Request —
Look through the lines below and extract each one that contains "grade".

Records for this task —
+-------+

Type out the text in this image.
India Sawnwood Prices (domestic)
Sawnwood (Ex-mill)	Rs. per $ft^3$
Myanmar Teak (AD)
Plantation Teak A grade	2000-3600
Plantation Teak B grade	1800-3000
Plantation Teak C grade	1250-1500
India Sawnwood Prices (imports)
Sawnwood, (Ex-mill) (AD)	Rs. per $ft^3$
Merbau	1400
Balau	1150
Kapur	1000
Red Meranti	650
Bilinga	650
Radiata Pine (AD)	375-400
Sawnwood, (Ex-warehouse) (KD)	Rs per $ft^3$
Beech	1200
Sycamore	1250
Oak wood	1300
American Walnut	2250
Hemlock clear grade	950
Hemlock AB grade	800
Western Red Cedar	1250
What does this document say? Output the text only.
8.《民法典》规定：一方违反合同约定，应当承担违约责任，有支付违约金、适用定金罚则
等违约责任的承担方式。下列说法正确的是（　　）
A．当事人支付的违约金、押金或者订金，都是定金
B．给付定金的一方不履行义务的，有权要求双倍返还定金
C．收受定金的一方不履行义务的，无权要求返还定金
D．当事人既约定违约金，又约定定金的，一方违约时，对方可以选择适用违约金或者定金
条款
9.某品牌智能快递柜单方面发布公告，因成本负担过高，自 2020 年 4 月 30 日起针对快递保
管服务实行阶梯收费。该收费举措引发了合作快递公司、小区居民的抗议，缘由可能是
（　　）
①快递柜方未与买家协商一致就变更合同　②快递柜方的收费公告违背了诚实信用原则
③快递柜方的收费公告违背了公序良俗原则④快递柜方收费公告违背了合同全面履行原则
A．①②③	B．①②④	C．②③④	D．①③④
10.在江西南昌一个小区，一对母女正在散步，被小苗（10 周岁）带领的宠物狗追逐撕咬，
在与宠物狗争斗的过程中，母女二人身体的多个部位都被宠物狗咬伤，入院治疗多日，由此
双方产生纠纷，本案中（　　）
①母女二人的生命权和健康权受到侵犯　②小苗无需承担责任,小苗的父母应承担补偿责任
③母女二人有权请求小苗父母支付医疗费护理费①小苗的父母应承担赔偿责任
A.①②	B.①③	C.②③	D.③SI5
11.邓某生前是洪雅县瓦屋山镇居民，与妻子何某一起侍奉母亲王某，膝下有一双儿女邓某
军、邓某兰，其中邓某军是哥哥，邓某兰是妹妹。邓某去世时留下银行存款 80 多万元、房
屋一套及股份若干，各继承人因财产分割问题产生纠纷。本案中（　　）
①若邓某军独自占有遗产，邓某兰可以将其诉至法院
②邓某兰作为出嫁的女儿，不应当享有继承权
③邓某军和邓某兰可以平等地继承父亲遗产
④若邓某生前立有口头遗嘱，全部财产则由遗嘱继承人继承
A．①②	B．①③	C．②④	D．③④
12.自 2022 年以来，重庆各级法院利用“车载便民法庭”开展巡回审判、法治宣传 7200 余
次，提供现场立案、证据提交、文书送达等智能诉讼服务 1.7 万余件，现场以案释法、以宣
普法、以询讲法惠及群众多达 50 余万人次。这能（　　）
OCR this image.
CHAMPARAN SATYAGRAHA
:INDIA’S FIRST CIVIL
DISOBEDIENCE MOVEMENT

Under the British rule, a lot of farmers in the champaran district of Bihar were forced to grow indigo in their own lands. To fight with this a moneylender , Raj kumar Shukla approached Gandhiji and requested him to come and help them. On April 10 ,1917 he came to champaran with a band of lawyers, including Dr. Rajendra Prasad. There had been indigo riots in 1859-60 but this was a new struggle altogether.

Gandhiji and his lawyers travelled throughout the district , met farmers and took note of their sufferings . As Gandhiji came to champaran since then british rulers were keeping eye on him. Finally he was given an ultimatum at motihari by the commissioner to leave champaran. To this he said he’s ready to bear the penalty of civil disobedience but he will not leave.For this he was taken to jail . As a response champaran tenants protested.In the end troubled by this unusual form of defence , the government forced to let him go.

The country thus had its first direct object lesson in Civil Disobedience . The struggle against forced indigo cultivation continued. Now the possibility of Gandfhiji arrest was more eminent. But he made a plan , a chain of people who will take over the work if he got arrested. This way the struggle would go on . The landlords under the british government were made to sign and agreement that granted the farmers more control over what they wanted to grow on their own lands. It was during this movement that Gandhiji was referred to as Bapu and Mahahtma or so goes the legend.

+-------+

Full solution —
Plantation Teak A grade	2000-3600
Plantation Teak B grade	1800-3000
Plantation Teak C grade	1250-1500
Hemlock clear grade	950
Hemlock AB grade	800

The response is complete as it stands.